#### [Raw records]
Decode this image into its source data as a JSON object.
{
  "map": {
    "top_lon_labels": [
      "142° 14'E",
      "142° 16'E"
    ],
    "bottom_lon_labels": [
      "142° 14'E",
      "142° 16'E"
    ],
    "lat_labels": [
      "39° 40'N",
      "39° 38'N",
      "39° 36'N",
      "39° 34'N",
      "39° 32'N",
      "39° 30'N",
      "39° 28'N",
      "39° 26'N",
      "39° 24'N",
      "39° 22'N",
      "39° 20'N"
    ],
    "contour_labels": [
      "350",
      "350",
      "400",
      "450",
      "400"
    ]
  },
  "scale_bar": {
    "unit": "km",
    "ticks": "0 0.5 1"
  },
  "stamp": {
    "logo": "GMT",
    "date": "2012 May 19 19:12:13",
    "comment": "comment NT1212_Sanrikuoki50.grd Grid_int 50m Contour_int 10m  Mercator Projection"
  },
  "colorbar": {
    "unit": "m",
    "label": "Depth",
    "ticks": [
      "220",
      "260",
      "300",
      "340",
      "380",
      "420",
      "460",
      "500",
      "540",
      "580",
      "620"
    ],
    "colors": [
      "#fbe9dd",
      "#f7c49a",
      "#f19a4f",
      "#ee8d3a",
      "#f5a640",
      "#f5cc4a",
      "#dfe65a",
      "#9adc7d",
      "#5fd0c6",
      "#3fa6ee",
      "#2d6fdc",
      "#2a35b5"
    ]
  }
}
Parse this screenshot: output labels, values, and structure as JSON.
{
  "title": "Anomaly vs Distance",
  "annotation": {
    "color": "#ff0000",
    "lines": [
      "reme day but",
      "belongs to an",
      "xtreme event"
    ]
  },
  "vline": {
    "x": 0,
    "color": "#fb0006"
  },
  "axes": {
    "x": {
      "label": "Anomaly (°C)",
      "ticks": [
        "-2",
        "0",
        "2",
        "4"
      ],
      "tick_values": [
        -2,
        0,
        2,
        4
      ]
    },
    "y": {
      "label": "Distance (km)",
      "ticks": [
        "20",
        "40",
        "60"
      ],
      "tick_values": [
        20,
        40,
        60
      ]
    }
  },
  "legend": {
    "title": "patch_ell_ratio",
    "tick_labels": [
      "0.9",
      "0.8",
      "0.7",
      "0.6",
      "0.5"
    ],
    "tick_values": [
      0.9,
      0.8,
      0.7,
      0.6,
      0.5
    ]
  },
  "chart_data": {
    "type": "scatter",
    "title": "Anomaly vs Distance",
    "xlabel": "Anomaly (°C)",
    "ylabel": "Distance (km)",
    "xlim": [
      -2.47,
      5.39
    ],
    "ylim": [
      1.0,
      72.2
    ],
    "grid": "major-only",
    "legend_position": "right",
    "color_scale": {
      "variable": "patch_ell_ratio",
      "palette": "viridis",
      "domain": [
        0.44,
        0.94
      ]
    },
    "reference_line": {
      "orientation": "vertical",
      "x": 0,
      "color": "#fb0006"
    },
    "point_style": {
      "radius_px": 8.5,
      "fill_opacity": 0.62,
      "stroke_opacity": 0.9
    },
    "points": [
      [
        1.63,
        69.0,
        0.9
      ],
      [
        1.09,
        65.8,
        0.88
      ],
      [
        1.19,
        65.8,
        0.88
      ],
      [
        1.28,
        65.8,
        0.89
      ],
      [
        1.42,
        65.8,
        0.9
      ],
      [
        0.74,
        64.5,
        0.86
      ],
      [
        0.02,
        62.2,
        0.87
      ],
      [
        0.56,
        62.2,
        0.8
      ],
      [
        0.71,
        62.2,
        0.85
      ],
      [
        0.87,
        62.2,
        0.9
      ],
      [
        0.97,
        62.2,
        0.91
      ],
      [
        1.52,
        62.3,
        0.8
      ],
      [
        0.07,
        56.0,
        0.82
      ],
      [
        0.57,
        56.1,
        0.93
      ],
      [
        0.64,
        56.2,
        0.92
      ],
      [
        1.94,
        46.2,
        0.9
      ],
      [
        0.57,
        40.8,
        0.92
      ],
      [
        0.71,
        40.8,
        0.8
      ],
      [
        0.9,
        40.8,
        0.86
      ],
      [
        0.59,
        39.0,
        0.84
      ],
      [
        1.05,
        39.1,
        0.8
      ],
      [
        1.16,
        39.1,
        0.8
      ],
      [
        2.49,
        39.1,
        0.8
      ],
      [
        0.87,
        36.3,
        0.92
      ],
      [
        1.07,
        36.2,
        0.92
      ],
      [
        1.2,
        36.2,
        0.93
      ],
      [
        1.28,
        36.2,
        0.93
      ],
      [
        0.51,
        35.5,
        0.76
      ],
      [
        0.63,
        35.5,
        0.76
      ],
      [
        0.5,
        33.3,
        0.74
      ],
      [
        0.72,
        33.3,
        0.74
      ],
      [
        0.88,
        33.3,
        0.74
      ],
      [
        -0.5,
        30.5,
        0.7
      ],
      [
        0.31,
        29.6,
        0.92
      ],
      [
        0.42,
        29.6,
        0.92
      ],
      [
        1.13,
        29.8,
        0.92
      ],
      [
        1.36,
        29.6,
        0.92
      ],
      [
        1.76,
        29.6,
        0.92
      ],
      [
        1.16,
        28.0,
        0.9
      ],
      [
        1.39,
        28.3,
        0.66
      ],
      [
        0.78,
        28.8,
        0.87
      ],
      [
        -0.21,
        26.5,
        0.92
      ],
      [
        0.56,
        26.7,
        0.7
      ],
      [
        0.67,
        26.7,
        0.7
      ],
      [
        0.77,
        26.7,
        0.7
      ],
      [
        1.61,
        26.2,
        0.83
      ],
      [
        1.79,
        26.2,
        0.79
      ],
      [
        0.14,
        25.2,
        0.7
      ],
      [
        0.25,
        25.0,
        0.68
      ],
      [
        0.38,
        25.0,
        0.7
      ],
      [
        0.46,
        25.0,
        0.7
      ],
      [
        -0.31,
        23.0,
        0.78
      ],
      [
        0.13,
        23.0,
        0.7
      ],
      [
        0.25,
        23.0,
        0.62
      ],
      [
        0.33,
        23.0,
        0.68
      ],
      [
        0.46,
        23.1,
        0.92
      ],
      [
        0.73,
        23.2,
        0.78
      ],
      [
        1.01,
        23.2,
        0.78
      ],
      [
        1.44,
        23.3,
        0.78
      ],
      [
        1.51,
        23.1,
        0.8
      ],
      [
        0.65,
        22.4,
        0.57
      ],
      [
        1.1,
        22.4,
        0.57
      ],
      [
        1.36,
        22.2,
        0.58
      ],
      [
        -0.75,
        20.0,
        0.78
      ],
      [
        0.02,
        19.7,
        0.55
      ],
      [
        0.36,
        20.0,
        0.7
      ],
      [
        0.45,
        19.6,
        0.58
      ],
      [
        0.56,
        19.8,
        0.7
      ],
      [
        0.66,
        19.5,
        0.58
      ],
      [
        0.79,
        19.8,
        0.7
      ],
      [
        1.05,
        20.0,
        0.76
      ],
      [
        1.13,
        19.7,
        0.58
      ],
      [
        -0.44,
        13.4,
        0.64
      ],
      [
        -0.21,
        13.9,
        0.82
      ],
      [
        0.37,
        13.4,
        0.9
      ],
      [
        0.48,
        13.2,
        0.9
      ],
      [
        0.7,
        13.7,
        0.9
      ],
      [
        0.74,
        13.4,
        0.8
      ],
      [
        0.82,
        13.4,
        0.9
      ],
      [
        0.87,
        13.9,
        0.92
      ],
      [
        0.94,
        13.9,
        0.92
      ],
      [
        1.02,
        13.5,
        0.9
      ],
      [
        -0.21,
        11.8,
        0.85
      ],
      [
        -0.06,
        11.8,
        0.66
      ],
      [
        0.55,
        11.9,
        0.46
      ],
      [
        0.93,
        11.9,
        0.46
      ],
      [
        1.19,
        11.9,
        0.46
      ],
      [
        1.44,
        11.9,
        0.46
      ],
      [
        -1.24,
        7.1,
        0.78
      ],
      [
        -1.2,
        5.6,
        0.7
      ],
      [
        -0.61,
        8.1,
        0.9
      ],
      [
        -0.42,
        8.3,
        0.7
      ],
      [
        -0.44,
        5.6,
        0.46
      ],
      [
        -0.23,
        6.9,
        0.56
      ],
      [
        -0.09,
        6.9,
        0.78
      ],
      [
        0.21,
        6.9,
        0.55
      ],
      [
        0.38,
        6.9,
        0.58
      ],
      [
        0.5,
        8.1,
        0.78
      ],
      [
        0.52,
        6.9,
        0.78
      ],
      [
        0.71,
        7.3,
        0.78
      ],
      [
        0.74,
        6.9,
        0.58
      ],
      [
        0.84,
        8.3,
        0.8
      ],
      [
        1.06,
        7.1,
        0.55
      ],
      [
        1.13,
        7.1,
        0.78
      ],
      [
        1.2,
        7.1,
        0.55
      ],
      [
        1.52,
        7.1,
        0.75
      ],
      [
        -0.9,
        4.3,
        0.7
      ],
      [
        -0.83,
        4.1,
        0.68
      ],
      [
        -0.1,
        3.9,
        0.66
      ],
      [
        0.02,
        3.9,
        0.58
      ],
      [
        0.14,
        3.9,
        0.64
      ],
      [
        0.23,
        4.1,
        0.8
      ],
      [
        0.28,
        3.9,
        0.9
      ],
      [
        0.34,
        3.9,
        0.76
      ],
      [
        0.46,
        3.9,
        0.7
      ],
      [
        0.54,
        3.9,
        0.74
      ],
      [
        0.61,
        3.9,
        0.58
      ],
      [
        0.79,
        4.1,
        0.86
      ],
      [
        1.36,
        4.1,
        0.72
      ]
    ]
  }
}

#### [Problem description]
Take every line containing the word "this" and copy it.

#### [Response]
Decode this image into its source data as a JSON object.
Parse this screenshot: output labels, values, and structure as JSON.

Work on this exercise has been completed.